Transcribe word for word the lines spanning the line with "Read this page and output its text content." through the end of the records.
# # # # #
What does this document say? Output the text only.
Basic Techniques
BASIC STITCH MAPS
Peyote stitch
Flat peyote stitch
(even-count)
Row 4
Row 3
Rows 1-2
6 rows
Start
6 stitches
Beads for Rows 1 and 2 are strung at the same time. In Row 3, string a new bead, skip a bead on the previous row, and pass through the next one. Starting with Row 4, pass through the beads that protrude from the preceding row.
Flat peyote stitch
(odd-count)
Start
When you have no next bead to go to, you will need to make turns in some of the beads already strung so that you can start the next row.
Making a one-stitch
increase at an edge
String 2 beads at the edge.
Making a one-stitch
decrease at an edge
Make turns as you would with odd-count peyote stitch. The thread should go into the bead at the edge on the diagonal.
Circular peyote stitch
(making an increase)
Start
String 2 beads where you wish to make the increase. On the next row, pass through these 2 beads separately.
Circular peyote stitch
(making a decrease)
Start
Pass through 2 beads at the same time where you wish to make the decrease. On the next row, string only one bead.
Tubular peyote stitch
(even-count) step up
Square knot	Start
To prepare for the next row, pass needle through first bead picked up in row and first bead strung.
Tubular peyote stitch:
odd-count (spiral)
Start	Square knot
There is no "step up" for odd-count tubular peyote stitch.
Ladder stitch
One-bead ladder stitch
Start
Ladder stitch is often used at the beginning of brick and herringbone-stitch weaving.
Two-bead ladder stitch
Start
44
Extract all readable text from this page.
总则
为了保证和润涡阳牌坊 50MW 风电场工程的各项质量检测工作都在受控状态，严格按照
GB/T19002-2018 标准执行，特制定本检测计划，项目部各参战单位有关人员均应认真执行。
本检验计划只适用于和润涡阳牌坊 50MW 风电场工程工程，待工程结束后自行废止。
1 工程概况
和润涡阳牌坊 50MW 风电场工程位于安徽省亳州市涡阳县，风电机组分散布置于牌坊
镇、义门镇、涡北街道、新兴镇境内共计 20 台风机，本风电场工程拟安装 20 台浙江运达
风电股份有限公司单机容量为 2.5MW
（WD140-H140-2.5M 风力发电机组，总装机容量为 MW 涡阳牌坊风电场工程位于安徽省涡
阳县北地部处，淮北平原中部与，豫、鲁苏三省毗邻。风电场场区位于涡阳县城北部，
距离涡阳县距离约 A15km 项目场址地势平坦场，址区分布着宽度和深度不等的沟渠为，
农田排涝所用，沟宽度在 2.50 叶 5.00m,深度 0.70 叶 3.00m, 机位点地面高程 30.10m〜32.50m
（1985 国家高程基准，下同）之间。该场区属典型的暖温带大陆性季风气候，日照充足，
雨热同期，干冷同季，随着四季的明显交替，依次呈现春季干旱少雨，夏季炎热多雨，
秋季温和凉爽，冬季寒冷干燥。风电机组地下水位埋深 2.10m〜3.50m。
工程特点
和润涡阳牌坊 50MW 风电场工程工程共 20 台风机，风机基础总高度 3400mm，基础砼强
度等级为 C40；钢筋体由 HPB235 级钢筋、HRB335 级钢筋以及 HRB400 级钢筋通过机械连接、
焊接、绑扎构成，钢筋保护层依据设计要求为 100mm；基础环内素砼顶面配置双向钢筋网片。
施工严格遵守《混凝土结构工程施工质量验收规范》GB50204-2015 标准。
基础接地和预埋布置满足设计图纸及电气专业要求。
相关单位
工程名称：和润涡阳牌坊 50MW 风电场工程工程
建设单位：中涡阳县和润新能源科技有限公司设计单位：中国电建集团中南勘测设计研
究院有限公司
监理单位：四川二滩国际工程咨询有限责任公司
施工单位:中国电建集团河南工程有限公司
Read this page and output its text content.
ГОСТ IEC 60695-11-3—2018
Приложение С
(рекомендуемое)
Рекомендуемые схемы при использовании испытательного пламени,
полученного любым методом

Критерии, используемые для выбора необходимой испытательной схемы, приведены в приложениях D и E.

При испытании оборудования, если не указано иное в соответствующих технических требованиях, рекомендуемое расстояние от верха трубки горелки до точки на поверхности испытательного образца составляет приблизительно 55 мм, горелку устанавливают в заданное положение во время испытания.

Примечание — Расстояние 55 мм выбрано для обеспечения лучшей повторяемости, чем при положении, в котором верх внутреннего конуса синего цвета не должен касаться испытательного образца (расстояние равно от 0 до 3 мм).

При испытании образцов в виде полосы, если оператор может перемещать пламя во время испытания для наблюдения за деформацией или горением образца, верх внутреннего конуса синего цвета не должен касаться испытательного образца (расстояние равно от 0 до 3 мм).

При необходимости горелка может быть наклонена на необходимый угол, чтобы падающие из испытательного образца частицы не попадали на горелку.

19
# # # # #
## Result:
Read this page and output its text content.
ГОСТ IEC 60695-11-3—2018
Приложение С
(рекомендуемое)
Рекомендуемые схемы при использовании испытательного пламени,
полученного любым методом

Критерии, используемые для выбора необходимой испытательной схемы, приведены в приложениях D и E.

При испытании оборудования, если не указано иное в соответствующих технических требованиях, рекомендуемое расстояние от верха трубки горелки до точки на поверхности испытательного образца составляет приблизительно 55 мм, горелку устанавливают в заданное положение во время испытания.

Примечание — Расстояние 55 мм выбрано для обеспечения лучшей повторяемости, чем при положении, в котором верх внутреннего конуса синего цвета не должен касаться испытательного образца (расстояние равно от 0 до 3 мм).

При испытании образцов в виде полосы, если оператор может перемещать пламя во время испытания для наблюдения за деформацией или горением образца, верх внутреннего конуса синего цвета не должен касаться испытательного образца (расстояние равно от 0 до 3 мм).

При необходимости горелка может быть наклонена на необходимый угол, чтобы падающие из испытательного образца частицы не попадали на горелку.

19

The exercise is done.